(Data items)
┄┄┄┄┄┄┄┄┄┄
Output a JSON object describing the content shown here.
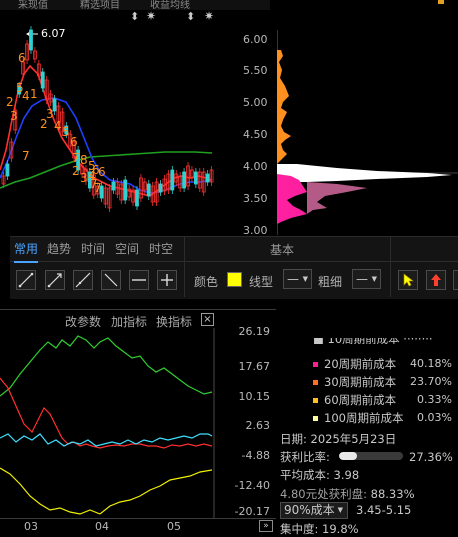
{
  "header": {
    "left_items": [
      "采现值",
      "精选项目",
      "收益均线"
    ]
  },
  "kline": {
    "high_marker_text": "6.07",
    "wave_numbers": [
      "6",
      "5",
      "2",
      "3",
      "4",
      "7",
      "1",
      "2",
      "3",
      "4",
      "5",
      "6",
      "7",
      "8",
      "2",
      "3",
      "4",
      "5",
      "6",
      "7",
      "6",
      "7"
    ],
    "colors": {
      "up": "#ff3030",
      "down": "#30d0d0",
      "ma_fast": "#ff3030",
      "ma_mid": "#2040ff",
      "ma_slow": "#20a020",
      "wave_text": "#ff9020"
    }
  },
  "price_axis": {
    "ticks": [
      "6.00",
      "5.50",
      "5.00",
      "4.50",
      "4.00",
      "3.50",
      "3.00"
    ]
  },
  "cost_distribution": {
    "colors": {
      "profit": "#ff9020",
      "loss": "#ffffff",
      "recent": "#ff20a0"
    }
  },
  "toolbar": {
    "tabs": [
      "常用",
      "趋势",
      "时间",
      "空间",
      "时空"
    ],
    "active_tab": "常用",
    "panel_title": "基本",
    "tools": [
      "line-segment-icon",
      "ray-icon",
      "extended-line-icon",
      "diagonal-line-icon",
      "horizontal-line-icon",
      "crosshair-plus-icon"
    ],
    "color_label": "颜色",
    "color_value": "#ffff00",
    "line_type_label": "线型",
    "line_type_value": "—",
    "line_width_label": "粗细",
    "line_width_value": "—",
    "right_tools": [
      "pointer-icon",
      "up-arrow-icon"
    ]
  },
  "indicator": {
    "links": [
      "改参数",
      "加指标",
      "换指标"
    ],
    "close_label": "×",
    "y_ticks": [
      "26.19",
      "17.67",
      "10.15",
      "2.63",
      "-4.88",
      "-12.40",
      "-20.17"
    ],
    "x_ticks": [
      "03",
      "04",
      "05"
    ],
    "colors": {
      "green": "#30d030",
      "red": "#ff3030",
      "cyan": "#40e0ff",
      "yellow": "#f0f000"
    }
  },
  "cost_panel": {
    "legend": [
      {
        "label": "20周期前成本",
        "value": "40.18%",
        "color": "#ff2090"
      },
      {
        "label": "30周期前成本",
        "value": "23.70%",
        "color": "#ff7020"
      },
      {
        "label": "60周期前成本",
        "value": "0.33%",
        "color": "#ffc020"
      },
      {
        "label": "100周期前成本",
        "value": "0.03%",
        "color": "#ffffa0"
      }
    ],
    "date_label": "日期: 2025年5月23日",
    "profit_ratio_label": "获利比率:",
    "profit_ratio_value": "27.36%",
    "profit_ratio_fraction": 0.2736,
    "avg_cost_label": "平均成本: 3.98",
    "profit_at_price_prefix": "4.80元处获利盘:",
    "profit_at_price_value": "88.33%",
    "cost_select_value": "90%成本",
    "cost_range": "3.45-5.15",
    "concentration_label": "集中度: 19.8%"
  }
}
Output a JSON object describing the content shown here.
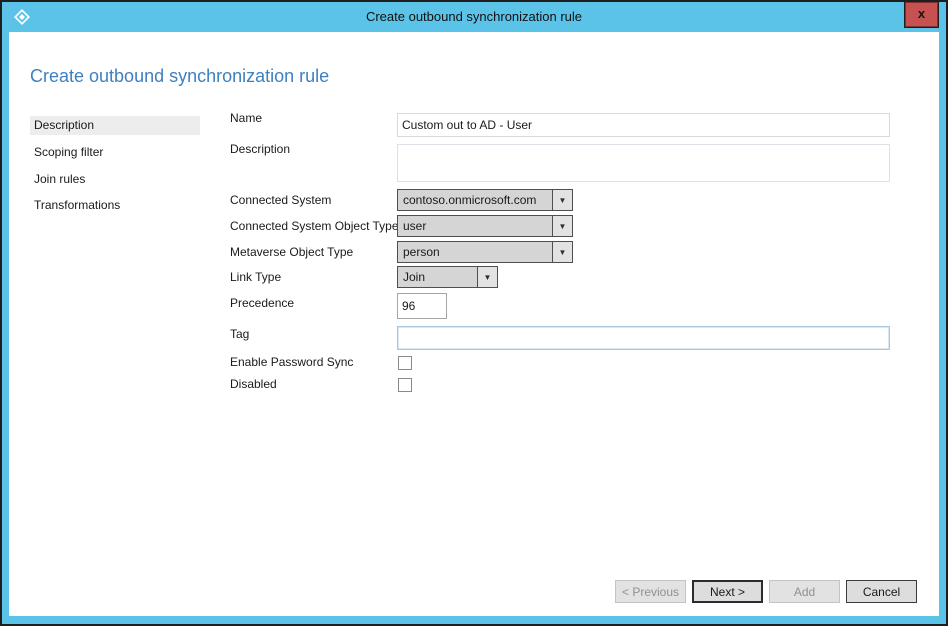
{
  "window": {
    "title": "Create outbound synchronization rule",
    "close_label": "x",
    "icon": "sync-rules-diamond-icon",
    "titlebar_color": "#5BC3E8",
    "close_color": "#C75050"
  },
  "heading": "Create outbound synchronization rule",
  "heading_color": "#3E80C0",
  "sidebar": {
    "items": [
      {
        "label": "Description",
        "selected": true
      },
      {
        "label": "Scoping filter",
        "selected": false
      },
      {
        "label": "Join rules",
        "selected": false
      },
      {
        "label": "Transformations",
        "selected": false
      }
    ]
  },
  "form": {
    "name": {
      "label": "Name",
      "value": "Custom out to AD - User"
    },
    "description": {
      "label": "Description",
      "value": ""
    },
    "connected_system": {
      "label": "Connected System",
      "value": "contoso.onmicrosoft.com",
      "type": "dropdown"
    },
    "cs_object_type": {
      "label": "Connected System Object Type",
      "value": "user",
      "type": "dropdown"
    },
    "metaverse_object_type": {
      "label": "Metaverse Object Type",
      "value": "person",
      "type": "dropdown"
    },
    "link_type": {
      "label": "Link Type",
      "value": "Join",
      "type": "dropdown"
    },
    "precedence": {
      "label": "Precedence",
      "value": "96"
    },
    "tag": {
      "label": "Tag",
      "value": ""
    },
    "enable_password_sync": {
      "label": "Enable Password Sync",
      "checked": false
    },
    "disabled": {
      "label": "Disabled",
      "checked": false
    },
    "dropdown_arrow": "▼"
  },
  "buttons": [
    {
      "label": "< Previous",
      "enabled": false
    },
    {
      "label": "Next >",
      "enabled": true
    },
    {
      "label": "Add",
      "enabled": false
    },
    {
      "label": "Cancel",
      "enabled": true
    }
  ]
}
┄┄┄┄┄┄┄┄┄┄
- OBJECTIVE
Copy, from the material above, each line in which the string "synchronization" occurs.

- EXPECTED ANSWER
    "title": "Create outbound synchronization rule",
  "heading": "Create outbound synchronization rule",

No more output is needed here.